[start]
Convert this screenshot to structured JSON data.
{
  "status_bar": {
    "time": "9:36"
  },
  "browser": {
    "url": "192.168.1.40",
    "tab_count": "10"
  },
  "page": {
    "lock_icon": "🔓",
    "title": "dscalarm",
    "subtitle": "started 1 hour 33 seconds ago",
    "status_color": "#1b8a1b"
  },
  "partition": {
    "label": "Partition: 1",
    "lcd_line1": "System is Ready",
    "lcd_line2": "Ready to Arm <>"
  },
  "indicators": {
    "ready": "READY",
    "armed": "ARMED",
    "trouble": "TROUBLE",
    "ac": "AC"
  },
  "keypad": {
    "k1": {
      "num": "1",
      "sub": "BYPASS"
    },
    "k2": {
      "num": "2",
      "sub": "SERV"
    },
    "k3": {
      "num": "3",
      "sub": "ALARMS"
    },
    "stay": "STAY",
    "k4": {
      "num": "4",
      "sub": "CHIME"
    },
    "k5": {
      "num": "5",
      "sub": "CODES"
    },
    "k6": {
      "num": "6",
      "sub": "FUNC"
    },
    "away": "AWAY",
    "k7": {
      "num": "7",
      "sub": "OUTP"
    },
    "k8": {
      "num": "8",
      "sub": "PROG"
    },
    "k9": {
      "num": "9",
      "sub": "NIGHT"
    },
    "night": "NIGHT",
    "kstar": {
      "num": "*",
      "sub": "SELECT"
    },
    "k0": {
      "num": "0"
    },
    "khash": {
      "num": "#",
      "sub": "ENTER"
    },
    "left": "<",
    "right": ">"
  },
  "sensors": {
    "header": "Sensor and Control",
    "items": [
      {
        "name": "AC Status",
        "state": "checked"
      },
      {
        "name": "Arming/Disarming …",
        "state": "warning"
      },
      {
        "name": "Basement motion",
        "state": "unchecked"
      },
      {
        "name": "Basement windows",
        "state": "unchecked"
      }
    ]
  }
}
[end]
[start]
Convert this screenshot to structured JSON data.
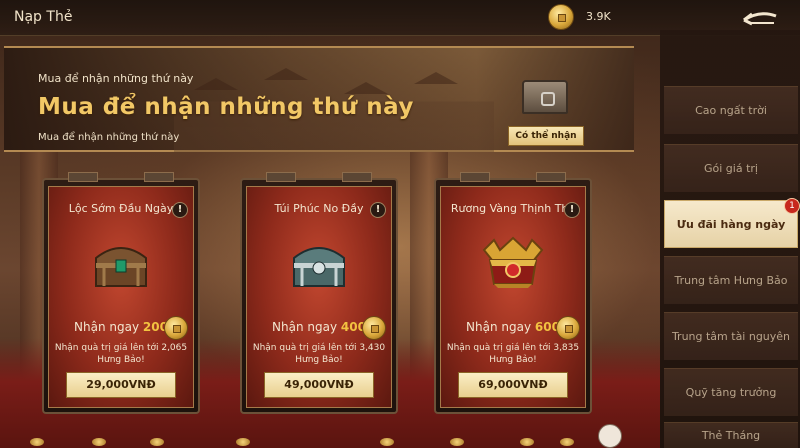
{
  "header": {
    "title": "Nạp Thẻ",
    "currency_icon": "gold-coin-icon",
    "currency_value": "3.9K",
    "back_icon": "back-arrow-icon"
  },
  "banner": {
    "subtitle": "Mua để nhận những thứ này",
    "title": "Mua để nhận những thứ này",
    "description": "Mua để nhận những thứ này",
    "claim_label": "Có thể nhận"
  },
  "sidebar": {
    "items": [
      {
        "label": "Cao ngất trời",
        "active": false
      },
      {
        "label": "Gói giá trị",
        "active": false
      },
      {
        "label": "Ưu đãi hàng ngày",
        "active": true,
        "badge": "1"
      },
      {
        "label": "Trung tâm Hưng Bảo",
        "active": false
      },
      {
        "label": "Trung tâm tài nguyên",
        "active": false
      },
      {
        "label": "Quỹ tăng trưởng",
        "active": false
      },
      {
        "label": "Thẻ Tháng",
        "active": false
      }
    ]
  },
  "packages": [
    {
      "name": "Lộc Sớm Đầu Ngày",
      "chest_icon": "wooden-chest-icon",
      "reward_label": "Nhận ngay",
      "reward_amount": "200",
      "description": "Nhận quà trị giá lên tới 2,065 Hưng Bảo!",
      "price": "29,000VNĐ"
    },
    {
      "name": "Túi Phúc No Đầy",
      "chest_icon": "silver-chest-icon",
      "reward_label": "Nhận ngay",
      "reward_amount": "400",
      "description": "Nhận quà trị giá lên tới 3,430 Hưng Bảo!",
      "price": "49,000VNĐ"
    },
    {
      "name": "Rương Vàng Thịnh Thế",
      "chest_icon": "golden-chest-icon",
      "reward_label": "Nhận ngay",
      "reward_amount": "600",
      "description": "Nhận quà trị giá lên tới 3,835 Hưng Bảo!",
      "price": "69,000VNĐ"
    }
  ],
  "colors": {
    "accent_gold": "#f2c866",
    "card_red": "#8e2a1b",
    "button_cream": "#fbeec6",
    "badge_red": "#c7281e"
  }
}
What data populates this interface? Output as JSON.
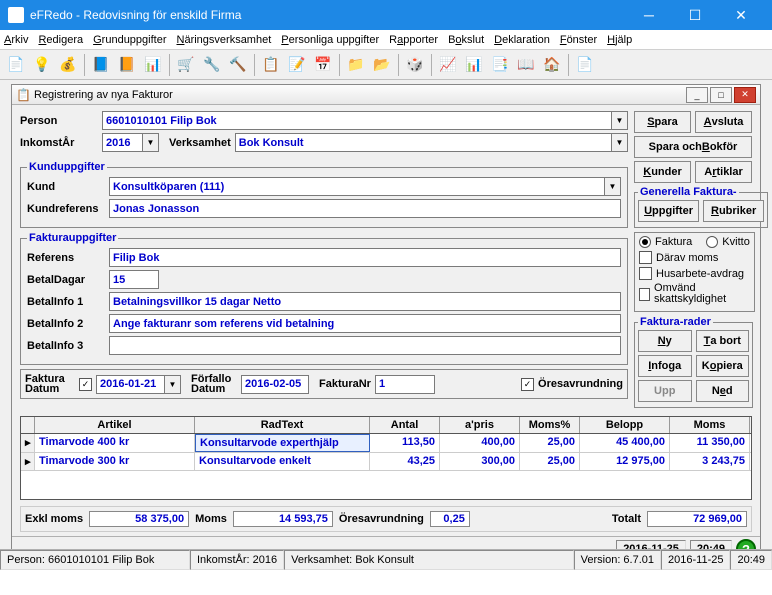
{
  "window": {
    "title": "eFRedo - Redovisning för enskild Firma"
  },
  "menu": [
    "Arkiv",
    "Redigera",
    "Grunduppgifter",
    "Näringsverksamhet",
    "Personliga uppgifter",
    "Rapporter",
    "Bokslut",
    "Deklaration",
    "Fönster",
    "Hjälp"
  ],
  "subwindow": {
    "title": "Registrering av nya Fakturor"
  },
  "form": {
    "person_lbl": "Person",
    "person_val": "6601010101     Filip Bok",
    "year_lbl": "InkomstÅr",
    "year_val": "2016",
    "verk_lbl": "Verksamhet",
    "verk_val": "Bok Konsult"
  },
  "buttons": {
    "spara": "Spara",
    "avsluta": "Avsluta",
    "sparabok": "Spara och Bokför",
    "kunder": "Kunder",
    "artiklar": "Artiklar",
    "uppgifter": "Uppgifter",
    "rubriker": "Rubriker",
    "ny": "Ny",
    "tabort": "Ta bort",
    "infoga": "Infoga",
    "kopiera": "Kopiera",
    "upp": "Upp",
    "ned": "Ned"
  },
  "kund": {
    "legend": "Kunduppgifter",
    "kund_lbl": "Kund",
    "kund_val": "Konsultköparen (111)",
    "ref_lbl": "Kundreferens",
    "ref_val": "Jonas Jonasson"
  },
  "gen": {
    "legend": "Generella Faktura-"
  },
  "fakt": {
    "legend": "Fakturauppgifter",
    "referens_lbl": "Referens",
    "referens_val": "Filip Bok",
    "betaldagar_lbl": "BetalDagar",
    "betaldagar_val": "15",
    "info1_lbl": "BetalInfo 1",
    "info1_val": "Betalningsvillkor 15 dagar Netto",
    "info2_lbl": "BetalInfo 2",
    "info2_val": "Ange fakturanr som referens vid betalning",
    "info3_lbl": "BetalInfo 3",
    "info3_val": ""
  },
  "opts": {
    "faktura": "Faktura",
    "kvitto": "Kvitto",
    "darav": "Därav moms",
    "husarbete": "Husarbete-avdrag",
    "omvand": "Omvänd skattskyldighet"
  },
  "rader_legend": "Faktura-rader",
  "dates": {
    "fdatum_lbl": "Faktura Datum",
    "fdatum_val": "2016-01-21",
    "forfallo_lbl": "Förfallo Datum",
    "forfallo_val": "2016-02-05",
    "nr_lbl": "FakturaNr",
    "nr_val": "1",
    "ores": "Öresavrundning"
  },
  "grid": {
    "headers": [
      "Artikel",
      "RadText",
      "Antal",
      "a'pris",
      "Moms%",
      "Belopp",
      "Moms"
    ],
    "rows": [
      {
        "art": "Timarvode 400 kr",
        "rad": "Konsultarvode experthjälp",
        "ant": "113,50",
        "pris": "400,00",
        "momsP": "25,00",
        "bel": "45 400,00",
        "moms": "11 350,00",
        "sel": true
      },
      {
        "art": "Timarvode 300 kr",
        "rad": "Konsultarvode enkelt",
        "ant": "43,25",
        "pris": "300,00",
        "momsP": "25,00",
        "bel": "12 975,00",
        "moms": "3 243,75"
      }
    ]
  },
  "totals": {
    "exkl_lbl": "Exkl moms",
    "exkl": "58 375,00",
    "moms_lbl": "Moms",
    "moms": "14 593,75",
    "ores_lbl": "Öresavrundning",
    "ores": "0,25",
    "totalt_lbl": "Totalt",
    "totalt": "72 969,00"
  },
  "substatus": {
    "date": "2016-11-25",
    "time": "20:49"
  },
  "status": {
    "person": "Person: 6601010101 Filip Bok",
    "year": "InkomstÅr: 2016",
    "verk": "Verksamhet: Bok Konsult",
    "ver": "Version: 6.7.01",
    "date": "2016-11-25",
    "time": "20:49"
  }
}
[end]
GIVEN TASK:
Scan the entries above. Copy each line that has the string "Timarvode".

RESULT BELOW:
        "art": "Timarvode 400 kr",
        "art": "Timarvode 300 kr",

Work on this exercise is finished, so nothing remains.